[Problem] Check each line of the data for "flag" and select those that have it.

[Provided records]
---
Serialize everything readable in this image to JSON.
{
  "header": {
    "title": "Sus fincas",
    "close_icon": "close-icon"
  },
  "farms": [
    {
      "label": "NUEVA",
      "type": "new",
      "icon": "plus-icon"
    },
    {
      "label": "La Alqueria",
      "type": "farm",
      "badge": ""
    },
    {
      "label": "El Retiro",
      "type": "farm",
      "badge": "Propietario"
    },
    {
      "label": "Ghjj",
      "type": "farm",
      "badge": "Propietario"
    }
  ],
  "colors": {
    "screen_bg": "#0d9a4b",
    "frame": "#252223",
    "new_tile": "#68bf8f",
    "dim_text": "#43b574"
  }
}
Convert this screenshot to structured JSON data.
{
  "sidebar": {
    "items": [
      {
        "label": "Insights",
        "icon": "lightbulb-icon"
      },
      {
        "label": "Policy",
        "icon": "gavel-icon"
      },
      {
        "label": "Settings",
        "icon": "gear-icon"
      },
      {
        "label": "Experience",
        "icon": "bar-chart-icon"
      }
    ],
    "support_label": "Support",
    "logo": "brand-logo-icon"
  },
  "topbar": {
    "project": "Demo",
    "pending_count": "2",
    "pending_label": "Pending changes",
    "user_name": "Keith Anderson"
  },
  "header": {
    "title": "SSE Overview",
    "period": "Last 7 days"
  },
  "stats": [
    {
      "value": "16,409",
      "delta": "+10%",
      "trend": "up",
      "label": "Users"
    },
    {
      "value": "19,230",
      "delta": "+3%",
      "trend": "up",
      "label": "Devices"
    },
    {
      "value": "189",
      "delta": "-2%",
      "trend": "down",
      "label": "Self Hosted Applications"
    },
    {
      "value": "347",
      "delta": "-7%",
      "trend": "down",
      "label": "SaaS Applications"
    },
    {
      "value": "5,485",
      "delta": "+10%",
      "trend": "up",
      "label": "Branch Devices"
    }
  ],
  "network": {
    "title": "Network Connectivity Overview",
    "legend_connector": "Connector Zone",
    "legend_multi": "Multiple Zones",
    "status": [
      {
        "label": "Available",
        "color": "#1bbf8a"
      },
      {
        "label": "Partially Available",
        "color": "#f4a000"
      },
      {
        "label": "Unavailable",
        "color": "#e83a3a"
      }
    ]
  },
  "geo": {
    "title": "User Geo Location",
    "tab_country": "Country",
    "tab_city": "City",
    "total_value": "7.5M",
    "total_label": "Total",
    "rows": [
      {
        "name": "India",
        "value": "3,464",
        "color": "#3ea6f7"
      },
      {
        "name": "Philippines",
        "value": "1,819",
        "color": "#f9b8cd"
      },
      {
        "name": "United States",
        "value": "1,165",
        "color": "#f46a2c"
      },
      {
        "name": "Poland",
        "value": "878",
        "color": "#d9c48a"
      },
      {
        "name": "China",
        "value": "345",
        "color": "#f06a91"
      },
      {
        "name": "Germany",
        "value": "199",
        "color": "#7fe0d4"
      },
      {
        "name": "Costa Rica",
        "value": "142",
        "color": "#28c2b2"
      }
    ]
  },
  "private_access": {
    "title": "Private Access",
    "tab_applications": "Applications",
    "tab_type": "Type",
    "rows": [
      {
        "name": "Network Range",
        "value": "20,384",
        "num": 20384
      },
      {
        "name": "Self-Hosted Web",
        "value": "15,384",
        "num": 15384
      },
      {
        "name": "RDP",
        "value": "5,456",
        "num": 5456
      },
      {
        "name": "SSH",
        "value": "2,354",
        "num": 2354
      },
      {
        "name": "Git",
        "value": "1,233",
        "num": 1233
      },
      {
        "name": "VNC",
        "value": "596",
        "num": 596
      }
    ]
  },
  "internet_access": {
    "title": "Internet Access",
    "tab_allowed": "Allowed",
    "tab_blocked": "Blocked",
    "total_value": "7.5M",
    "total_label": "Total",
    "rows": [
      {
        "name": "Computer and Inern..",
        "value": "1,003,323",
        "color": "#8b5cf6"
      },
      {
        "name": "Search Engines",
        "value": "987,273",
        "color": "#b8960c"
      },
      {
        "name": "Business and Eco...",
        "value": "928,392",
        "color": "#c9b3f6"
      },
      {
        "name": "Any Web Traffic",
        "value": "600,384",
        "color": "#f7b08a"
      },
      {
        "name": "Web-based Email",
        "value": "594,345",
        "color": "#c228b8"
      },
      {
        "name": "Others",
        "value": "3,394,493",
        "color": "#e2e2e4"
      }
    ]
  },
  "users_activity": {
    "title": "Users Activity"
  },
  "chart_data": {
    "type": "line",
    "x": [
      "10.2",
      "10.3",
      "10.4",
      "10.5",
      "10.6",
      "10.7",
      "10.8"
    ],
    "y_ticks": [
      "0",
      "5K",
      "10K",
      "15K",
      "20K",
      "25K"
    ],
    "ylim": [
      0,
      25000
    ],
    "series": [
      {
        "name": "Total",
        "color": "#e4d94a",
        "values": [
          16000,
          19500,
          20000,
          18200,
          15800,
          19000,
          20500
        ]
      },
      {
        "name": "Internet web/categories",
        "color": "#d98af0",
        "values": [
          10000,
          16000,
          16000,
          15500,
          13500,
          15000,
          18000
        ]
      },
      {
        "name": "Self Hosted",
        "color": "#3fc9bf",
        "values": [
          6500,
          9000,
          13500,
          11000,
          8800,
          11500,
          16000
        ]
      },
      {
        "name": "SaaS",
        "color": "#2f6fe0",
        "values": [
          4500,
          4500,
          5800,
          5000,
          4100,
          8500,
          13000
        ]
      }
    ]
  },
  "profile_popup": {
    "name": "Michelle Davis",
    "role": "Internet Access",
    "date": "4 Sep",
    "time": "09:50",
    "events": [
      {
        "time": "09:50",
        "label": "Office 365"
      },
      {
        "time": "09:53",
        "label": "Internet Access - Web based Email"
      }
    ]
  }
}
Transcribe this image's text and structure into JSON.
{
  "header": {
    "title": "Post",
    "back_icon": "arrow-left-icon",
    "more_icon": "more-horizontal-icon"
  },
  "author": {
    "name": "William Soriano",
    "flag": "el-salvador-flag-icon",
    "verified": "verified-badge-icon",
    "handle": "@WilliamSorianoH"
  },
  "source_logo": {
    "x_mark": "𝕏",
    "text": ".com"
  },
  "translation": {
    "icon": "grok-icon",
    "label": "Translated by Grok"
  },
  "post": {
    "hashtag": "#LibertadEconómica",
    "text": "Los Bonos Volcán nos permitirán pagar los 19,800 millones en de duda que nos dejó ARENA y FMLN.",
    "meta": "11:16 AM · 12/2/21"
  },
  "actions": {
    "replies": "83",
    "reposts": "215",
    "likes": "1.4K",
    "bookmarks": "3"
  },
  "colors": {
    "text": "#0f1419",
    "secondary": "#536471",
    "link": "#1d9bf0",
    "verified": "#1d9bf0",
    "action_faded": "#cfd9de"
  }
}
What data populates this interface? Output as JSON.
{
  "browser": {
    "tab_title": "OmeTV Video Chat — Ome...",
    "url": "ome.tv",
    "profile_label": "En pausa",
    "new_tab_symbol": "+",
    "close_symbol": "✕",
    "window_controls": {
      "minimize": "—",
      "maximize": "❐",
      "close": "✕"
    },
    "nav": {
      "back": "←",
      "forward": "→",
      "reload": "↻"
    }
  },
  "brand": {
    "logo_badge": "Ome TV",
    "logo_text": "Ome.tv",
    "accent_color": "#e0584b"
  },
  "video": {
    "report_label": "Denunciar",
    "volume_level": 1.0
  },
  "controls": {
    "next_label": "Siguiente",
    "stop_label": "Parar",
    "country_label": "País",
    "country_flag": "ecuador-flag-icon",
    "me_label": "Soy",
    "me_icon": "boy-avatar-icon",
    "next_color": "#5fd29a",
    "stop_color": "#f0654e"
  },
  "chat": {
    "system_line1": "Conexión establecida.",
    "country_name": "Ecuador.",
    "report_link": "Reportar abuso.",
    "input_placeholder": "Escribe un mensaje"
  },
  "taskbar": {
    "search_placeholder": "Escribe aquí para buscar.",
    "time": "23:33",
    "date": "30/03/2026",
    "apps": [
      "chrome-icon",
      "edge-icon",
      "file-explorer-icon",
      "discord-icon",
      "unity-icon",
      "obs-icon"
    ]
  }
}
---
[Result]
    "flag": "el-salvador-flag-icon",
    "country_flag": "ecuador-flag-icon",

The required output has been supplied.